▶ [Instructions]
(a) Can you quote the article on efficient versus lean IT word for word, starting at "With its 9%" and ending at "them is remarkable."?
(b) Would you continue the article on efficient versus lean IT from where it stops?

▶ [Text to read]
::::::::::

The chasm between efficient IT and lean IT

With its 9% to 15% productivity advantage over efficient IT, lean IT is the next frontier for CIOs — a steppingstone in their digital transformation journey and a serious fund-raiser for all sorts of digital ambitions.

“Efficiency is doing things right" -- Peter Drucker

"Lean is getting the right things done" -- Pascal Dennis

Efficiency is about spending less to get the same, whereas lean is about spending nothing on things that don’t matter. We often use these two terms interchangeably; however, in the context of enterprise IT, the contrast between them is remarkable.

Traditional enterprise IT was created to support the business of the industrial era by delivering efficient solutions through economies of scope and scale. Within this context, the trillions of dollars in spending on technology by global enterprises over decades has been governed essentially by two measures: year-over-year (YOY) budget adjustments, and the unit cost of inputs such as the blended rate of IT labor and cost per server. While budgets represent a committed end, the efficient unit cost of inputs is the means to get there, a.k.a. efficient IT.

The pursuit of efficient IT brought about numerous innovative management practices — program management offices, outsourcing, offshoring and location arbitrage, centralized management and shared services, to name a few. Through the adoption and enhancement of these practices with a great deal of toil, sweat and tears over decades, enterprise IT leaders achieved a commendable track record in driving their unit costs down. This trend has significantly slowed down in recent years with the commoditization of IT inputs, and further unit cost reduction opportunities have become scarce (Figure 1). 

efficient it levers Technology for Alpha

Figure 1 - Financial services companies have (mostly) accomplished their efficient IT missions.

Industry cases suggest that efficiency savings are more elusive now than ever before due to complexity of execution, risky assumptions and siloed organizational and governance structures (Figure 2). Consequently, efficient IT is a mission (almost) accomplished, a table stakes rather than a source of differentiation, in today’s financial services industry.

case against further efficienty Technology for Alpha

Figure 2 - Recent industry cases illustrate the increasing difficulty of realizing savings from efficiency levers.

::::::::::

▶ [Available data]
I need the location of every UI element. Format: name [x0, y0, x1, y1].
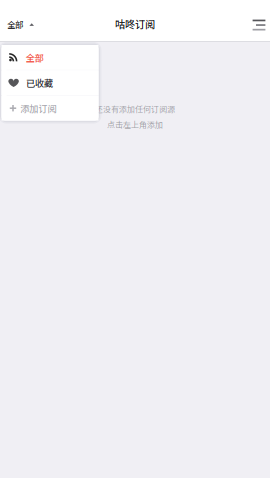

::::::::::

▶ [Written responses]
(a)
With its 9% to 15% productivity advantage over efficient IT, lean IT is the next frontier for CIOs — a steppingstone in their digital transformation journey and a serious fund-raiser for all sorts of digital ambitions.

“Efficiency is doing things right" -- Peter Drucker

"Lean is getting the right things done" -- Pascal Dennis

Efficiency is about spending less to get the same, whereas lean is about spending nothing on things that don’t matter. We often use these two terms interchangeably; however, in the context of enterprise IT, the contrast between them is remarkable.

(b)
In the digital era, the role of enterprise IT is shifting from merely supporting the business to delivering a competitive advantage through economies of agility and technical ingenuity. This shift is creating a number of fundamental conflicts with the scope- and scale-driven efficient IT. At the top of the list sits reliance on the unit cost efficiency of inputs as the primary criterion of the financial success of enterprise IT. The economic model of agility and technical ingenuity thrives with smaller batch sizes -- frequent delivery rather than annual releases, modular architecture rather than one-size-fits-all platforms -- and the iterative development enabled by actionable feedback from customers, providers, systems and the like, rather than plan-driven project execution. These changes will generate exponentially more data about the business outcomes enabled by IT, which are better indicators of the financial success of IT than the proxy use of the unit cost of inputs. To illustrate this point, let's think about a typical IT cost reduction initiative leveraging offshoring, outsourcing and shared services levers. Almost always, the business case is justified by applying a unit cost reduction assumption to a constant volume of consumption. By focusing on outcomes, enterprise IT will be able to manage the consumption -- rather than the unit cost -- of inputs, which will open up a whole slew of new optimization scenarios for IT managers.

Leading CIOs, who are keenly aware of the shifting mandate of their organization and the underlying economic drivers, are already looking beyond the unit cost efficiency of IT. They are mandating their teams to focus on things that matter most to the business, and stop doing things that don’t matter, a.k.a. lean IT.  

The term lean IT is defined as the extension of lean manufacturing and lean services principles to the development and management of IT products and services, with a central concern of eliminating waste. Defects, rework, low-value work, busywork, slow decision-making, on-site/manual tasks, outdated requirements, partially complete applications, underutilized hardware, bench resources, firefighting, knowledge loss are examples of waste applicable to enterprise IT. 

The contrast between being efficient and being lean is a fundamental mindset shift. Here are a few examples of lean in action:

  • Embedding quality into development rather than investing in integration and UAT testing.
  • Knowing how to fail fast when needs change, rather than sticking to the original plan.
  • Continually improving rather than benchmarking.
  • Improving processes and breaking down functional silos rather than throwing more resources on bottlenecks.
  • Portfolio managing, rather than sweating, application and technology assets.

To better appreciate lean IT as the next frontier for CIOs and a necessary steppingstone on the legacy-to-digital transformation journey, we need to explore how it boosts productivity and how it differs from efficient IT.  There are four lean IT value levers that are ready for prime time (Figure 3): 

lean it levers Technology for Alpha

Figure 3 - Lean IT is the next frontier for CIOs, and a steppingstone in their digital transformation journies.

  • Quality: Drives value by addressing quality problems at the source. Think about a drop of ink in a swimming pool. With a fast action, the ink can be cleaned up with a single dip of a bucket. If delayed, the ink diffuses throughout the pool and requires the pool water to be replaced entirely. Similarly, defects that stay in the system long enough cause new defects, and a fix becomes exponentially costlier.
  • Agile: Is about embracing change in business needs and being able to fail fast when necessary. A study conducted by the Standish Group discovered that 50% of features developed by enterprise IT are hardly ever used. Most frequent culprits are outdated requirements, aging work-in-progress inventory, and broken feedback loops with customers.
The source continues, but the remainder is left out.